Stored data
● ● ● ●

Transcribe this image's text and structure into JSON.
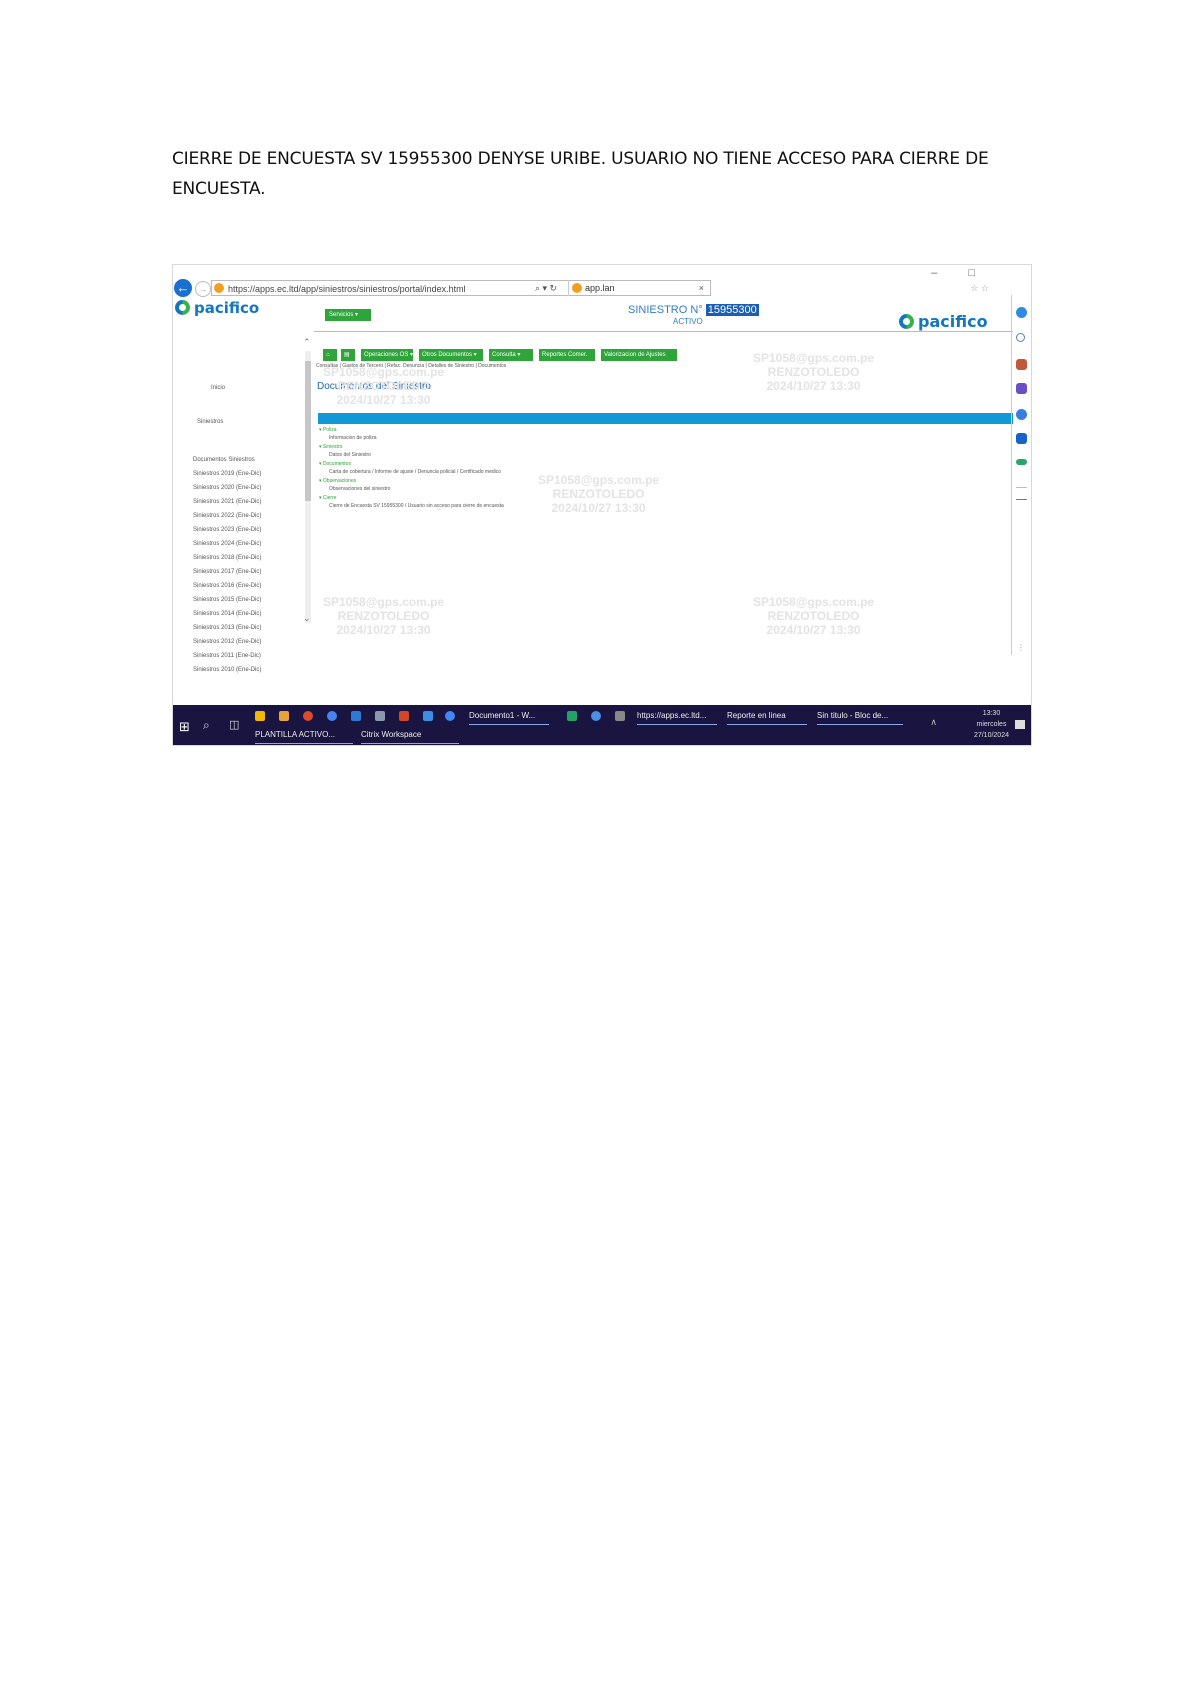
{
  "document": {
    "paragraph": "CIERRE DE ENCUESTA SV 15955300    DENYSE URIBE. USUARIO NO TIENE ACCESO PARA CIERRE DE ENCUESTA."
  },
  "browser": {
    "url": "https://apps.ec.ltd/app/siniestros/siniestros/portal/index.html",
    "url_controls": "⌕ ▾ ↻",
    "tab_title": "app.lan",
    "close_glyph": "×",
    "window_controls": "– □",
    "window_controls_sub": "☆ ☆"
  },
  "app": {
    "brand": "pacifico",
    "menu_label": "Servicios ▾",
    "siniestro_label": "SINIESTRO N°",
    "siniestro_number": "15955300",
    "status": "ACTIVO",
    "section_title": "Documentos del Siniestro",
    "subtabs": "Consultas | Gastos de Tercero | Refac. Denuncia | Detalles de Siniestro | Documentos",
    "toolbar": [
      {
        "label": "⌂",
        "color": "#2ea43a"
      },
      {
        "label": "▤",
        "color": "#2ea43a"
      },
      {
        "label": "Operaciones OS ▾",
        "color": "#2ea43a"
      },
      {
        "label": "Otros Documentos ▾",
        "color": "#2ea43a"
      },
      {
        "label": "Consulta ▾",
        "color": "#2ea43a"
      },
      {
        "label": "Reportes Comer.",
        "color": "#2ea43a"
      },
      {
        "label": "Valorizacion de Ajustes",
        "color": "#2ea43a"
      }
    ],
    "sidebar": {
      "items": [
        "Inicio",
        "Siniestros",
        "Documentos Siniestros",
        "Siniestros 2019 (Ene-Dic)",
        "Siniestros 2020 (Ene-Dic)",
        "Siniestros 2021 (Ene-Dic)",
        "Siniestros 2022 (Ene-Dic)",
        "Siniestros 2023 (Ene-Dic)",
        "Siniestros 2024 (Ene-Dic)",
        "Siniestros 2018 (Ene-Dic)",
        "Siniestros 2017 (Ene-Dic)",
        "Siniestros 2016 (Ene-Dic)",
        "Siniestros 2015 (Ene-Dic)",
        "Siniestros 2014 (Ene-Dic)",
        "Siniestros 2013 (Ene-Dic)",
        "Siniestros 2012 (Ene-Dic)",
        "Siniestros 2011 (Ene-Dic)",
        "Siniestros 2010 (Ene-Dic)"
      ]
    },
    "tree": [
      {
        "text": "▾ Poliza",
        "kind": "head"
      },
      {
        "text": "Informacion de poliza",
        "kind": "child"
      },
      {
        "text": "▾ Siniestro",
        "kind": "head"
      },
      {
        "text": "Datos del Siniestro",
        "kind": "child"
      },
      {
        "text": "▾ Documentos",
        "kind": "head"
      },
      {
        "text": "Carta de cobertura / Informe de ajuste / Denuncia policial / Certificado medico",
        "kind": "child"
      },
      {
        "text": "▾ Observaciones",
        "kind": "head"
      },
      {
        "text": "Observaciones del siniestro",
        "kind": "child"
      },
      {
        "text": "▾ Cierre",
        "kind": "head"
      },
      {
        "text": "Cierre de Encuesta SV 15955300 / Usuario sin acceso para cierre de encuesta",
        "kind": "child"
      }
    ],
    "watermarks": [
      "SP1058@gps.com.pe\nRENZOTOLEDO\n2024/10/27 13:30",
      "SP1058@gps.com.pe\nRENZOTOLEDO\n2024/10/27 13:30",
      "SP1058@gps.com.pe\nRENZOTOLEDO\n2024/10/27 13:30",
      "SP1058@gps.com.pe\nRENZOTOLEDO\n2024/10/27 13:30",
      "SP1058@gps.com.pe\nRENZOTOLEDO\n2024/10/27 13:30"
    ]
  },
  "taskbar": {
    "start": "⊞",
    "search": "⌕",
    "task_view": "◫",
    "apps_row1": [
      "Documento1 - W...",
      "https://apps.ec.ltd...",
      "Reporte en linea",
      "Sin titulo - Bloc de..."
    ],
    "apps_row2": [
      "PLANTILLA ACTIVO...",
      "Citrix Workspace"
    ],
    "chevron": "∧",
    "clock_time": "13:30",
    "clock_day": "miercoles",
    "clock_date": "27/10/2024",
    "pin_colors": [
      "#f2b705",
      "#e8a23a",
      "#d94c2b",
      "#4285f4",
      "#2b7bd6",
      "#d24726",
      "#3a8ee6",
      "#1e88e5",
      "#21a366",
      "#4a90e2",
      "#888888"
    ]
  }
}
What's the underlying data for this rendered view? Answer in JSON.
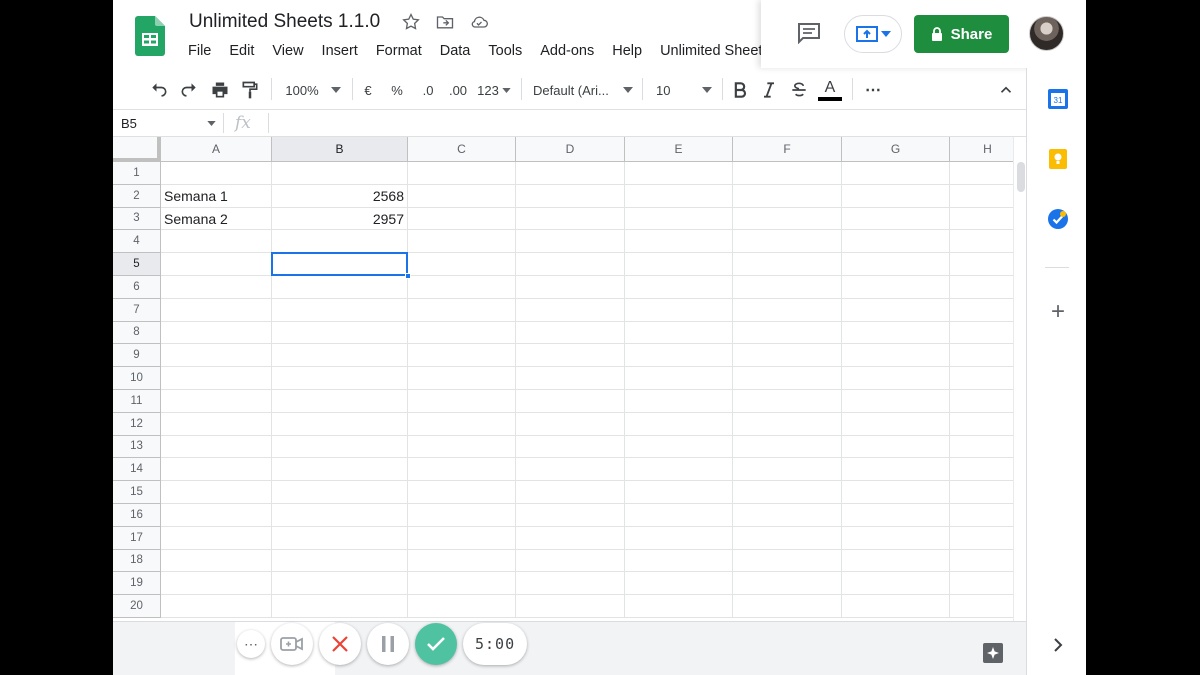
{
  "app": {
    "title": "Unlimited Sheets 1.1.0"
  },
  "menu": [
    "File",
    "Edit",
    "View",
    "Insert",
    "Format",
    "Data",
    "Tools",
    "Add-ons",
    "Help",
    "Unlimited Sheet"
  ],
  "header": {
    "share_label": "Share"
  },
  "toolbar": {
    "zoom": "100%",
    "currency": "€",
    "percent": "%",
    "dec_less": ".0",
    "dec_more": ".00",
    "more_formats": "123",
    "font": "Default (Ari...",
    "font_size": "10",
    "text_color_letter": "A",
    "more": "⋯"
  },
  "formula_bar": {
    "name_box": "B5",
    "fx": "fx"
  },
  "grid": {
    "columns": [
      "A",
      "B",
      "C",
      "D",
      "E",
      "F",
      "G",
      "H"
    ],
    "rows": [
      "1",
      "2",
      "3",
      "4",
      "5",
      "6",
      "7",
      "8",
      "9",
      "10",
      "11",
      "12",
      "13",
      "14",
      "15",
      "16",
      "17",
      "18",
      "19",
      "20"
    ],
    "cells": {
      "A2": "Semana 1",
      "B2": "2568",
      "A3": "Semana 2",
      "B3": "2957"
    },
    "selected": "B5"
  },
  "recorder": {
    "time": "5:00",
    "menu": "⋯"
  },
  "side_panel": {
    "calendar_day": "31",
    "add": "+"
  },
  "colors": {
    "accent": "#1a73e8",
    "share": "#1e8e3e",
    "recorder_ok": "#4fc3a1"
  }
}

● ● ● ●

== AIM ==
Read the entries above, then pull out the lines that include "Documentos".

== EXERCISE RESULT ==
    "section_title": "Documentos del Siniestro",
    "subtabs": "Consultas | Gastos de Tercero | Refac. Denuncia | Detalles de Siniestro | Documentos",
        "label": "Otros Documentos ▾",
        "Documentos Siniestros",
        "text": "▾ Documentos",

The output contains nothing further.